→ DIRECTION
How many lines in the records below contain the word "closed"? Give only the number.

→ EXTRACTED RECORDS
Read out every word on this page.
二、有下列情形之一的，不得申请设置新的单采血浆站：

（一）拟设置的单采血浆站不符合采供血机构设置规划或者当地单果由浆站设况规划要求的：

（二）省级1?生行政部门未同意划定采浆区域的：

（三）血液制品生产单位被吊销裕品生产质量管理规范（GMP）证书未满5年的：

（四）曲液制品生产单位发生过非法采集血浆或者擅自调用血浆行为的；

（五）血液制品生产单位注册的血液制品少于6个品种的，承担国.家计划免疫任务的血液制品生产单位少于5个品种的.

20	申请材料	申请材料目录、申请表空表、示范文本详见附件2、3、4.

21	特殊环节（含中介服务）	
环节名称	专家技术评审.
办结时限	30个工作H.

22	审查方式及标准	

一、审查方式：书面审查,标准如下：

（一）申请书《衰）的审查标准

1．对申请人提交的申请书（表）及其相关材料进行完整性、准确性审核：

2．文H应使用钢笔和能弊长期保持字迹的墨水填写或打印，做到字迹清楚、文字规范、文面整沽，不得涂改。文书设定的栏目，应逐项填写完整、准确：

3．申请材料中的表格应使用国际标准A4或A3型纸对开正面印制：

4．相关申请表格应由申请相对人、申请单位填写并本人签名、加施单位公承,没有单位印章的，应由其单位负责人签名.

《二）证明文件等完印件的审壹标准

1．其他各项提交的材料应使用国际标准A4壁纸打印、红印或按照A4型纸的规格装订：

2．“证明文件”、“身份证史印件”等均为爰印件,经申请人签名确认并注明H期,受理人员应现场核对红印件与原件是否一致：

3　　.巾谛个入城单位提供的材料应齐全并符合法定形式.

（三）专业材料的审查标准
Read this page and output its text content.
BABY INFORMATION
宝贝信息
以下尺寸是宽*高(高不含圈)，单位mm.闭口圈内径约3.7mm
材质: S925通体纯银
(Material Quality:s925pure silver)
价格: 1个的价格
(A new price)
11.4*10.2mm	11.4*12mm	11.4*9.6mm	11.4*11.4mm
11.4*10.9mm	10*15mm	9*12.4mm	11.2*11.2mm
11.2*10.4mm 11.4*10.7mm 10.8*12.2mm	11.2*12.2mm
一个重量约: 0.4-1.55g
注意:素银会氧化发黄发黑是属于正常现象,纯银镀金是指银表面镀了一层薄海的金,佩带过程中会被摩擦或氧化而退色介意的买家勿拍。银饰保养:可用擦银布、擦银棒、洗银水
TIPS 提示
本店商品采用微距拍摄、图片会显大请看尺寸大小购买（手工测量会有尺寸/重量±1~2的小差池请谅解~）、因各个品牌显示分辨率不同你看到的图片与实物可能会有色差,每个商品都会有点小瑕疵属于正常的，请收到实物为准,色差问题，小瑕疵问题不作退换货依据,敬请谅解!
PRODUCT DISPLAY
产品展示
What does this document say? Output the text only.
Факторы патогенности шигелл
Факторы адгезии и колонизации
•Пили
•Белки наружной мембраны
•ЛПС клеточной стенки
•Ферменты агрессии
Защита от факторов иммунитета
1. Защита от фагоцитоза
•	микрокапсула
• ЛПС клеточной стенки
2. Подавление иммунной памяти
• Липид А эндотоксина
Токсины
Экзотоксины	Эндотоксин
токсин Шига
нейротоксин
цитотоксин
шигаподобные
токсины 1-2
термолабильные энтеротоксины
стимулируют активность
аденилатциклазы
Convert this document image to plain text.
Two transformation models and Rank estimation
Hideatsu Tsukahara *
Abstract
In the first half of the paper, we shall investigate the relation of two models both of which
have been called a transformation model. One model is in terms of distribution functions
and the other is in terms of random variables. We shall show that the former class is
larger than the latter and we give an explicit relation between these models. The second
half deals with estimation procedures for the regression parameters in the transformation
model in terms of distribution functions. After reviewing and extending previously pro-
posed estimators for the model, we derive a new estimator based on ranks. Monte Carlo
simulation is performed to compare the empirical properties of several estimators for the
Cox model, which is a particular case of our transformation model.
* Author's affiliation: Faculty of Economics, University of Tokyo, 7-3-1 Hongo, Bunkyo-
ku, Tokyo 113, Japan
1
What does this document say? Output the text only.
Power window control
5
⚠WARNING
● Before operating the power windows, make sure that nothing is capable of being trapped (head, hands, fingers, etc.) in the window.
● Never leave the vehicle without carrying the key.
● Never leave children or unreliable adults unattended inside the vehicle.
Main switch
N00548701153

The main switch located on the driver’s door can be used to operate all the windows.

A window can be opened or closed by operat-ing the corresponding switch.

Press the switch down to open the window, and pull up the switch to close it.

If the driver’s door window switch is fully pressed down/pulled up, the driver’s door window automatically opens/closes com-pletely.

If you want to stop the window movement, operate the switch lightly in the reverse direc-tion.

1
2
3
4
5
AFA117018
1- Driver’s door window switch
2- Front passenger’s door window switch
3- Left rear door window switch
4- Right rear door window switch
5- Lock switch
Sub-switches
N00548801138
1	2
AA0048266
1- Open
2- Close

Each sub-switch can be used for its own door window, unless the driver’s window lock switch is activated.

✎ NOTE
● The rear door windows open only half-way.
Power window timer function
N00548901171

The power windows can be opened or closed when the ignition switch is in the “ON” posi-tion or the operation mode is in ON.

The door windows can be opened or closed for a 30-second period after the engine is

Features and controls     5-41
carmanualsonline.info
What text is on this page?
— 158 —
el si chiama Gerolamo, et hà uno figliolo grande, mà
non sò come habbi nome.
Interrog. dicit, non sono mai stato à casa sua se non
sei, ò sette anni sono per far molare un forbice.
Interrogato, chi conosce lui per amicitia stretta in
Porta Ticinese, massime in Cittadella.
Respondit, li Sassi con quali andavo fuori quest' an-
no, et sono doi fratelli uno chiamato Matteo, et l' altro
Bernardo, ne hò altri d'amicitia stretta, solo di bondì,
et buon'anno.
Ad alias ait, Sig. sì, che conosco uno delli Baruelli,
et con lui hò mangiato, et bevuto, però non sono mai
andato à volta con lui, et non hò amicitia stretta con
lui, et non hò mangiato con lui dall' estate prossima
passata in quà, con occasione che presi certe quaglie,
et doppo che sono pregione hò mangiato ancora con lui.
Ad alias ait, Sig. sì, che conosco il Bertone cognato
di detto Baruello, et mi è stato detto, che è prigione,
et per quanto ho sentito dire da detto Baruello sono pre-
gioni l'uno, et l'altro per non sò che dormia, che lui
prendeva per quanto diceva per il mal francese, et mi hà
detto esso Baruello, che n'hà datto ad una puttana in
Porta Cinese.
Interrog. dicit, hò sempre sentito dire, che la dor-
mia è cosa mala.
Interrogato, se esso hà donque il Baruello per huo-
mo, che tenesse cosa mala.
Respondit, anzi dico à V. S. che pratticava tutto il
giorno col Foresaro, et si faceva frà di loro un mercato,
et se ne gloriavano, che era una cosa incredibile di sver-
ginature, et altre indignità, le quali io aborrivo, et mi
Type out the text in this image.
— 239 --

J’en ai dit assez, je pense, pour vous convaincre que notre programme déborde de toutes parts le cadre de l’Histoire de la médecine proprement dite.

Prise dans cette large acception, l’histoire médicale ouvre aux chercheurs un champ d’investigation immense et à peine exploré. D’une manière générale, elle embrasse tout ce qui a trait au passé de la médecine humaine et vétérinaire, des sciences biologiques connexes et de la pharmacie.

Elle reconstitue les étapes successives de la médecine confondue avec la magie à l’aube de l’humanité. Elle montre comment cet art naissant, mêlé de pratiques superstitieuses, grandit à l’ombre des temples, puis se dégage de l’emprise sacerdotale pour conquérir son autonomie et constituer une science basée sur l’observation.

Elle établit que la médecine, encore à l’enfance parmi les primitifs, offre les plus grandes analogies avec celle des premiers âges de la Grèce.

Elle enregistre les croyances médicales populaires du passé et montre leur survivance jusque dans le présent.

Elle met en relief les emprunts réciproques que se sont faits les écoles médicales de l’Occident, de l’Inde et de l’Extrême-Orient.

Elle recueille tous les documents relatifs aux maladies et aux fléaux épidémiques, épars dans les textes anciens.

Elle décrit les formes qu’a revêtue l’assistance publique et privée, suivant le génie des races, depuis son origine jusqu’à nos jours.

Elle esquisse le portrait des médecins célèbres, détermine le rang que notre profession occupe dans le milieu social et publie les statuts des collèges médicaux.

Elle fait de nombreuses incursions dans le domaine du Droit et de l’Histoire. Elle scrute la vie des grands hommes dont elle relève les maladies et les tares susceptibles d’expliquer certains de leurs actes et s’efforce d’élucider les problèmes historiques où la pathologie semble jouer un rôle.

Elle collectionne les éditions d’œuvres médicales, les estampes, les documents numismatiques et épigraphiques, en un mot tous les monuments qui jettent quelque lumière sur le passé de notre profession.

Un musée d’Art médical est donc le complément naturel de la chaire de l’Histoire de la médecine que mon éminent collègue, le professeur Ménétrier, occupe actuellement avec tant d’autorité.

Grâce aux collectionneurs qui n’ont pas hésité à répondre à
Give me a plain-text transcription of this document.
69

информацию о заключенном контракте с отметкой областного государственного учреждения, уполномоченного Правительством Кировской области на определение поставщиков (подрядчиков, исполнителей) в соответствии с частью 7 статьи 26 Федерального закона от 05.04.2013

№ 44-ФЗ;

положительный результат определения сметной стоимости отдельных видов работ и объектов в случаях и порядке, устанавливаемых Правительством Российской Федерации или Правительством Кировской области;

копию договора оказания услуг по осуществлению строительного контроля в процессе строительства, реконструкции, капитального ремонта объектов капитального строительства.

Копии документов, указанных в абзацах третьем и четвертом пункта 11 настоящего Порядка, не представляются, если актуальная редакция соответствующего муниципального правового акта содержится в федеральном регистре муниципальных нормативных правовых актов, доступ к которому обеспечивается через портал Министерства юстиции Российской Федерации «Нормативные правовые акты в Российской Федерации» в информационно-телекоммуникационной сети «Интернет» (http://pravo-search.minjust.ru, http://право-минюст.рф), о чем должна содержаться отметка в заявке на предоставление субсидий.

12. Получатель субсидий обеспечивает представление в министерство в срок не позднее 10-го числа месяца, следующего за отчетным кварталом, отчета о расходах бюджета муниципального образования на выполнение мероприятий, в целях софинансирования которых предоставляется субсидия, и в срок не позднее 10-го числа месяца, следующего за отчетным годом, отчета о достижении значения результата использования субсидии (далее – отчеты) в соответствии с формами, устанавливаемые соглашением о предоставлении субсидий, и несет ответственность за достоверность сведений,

→ SOLUTION FOR THIS EXERCISE
3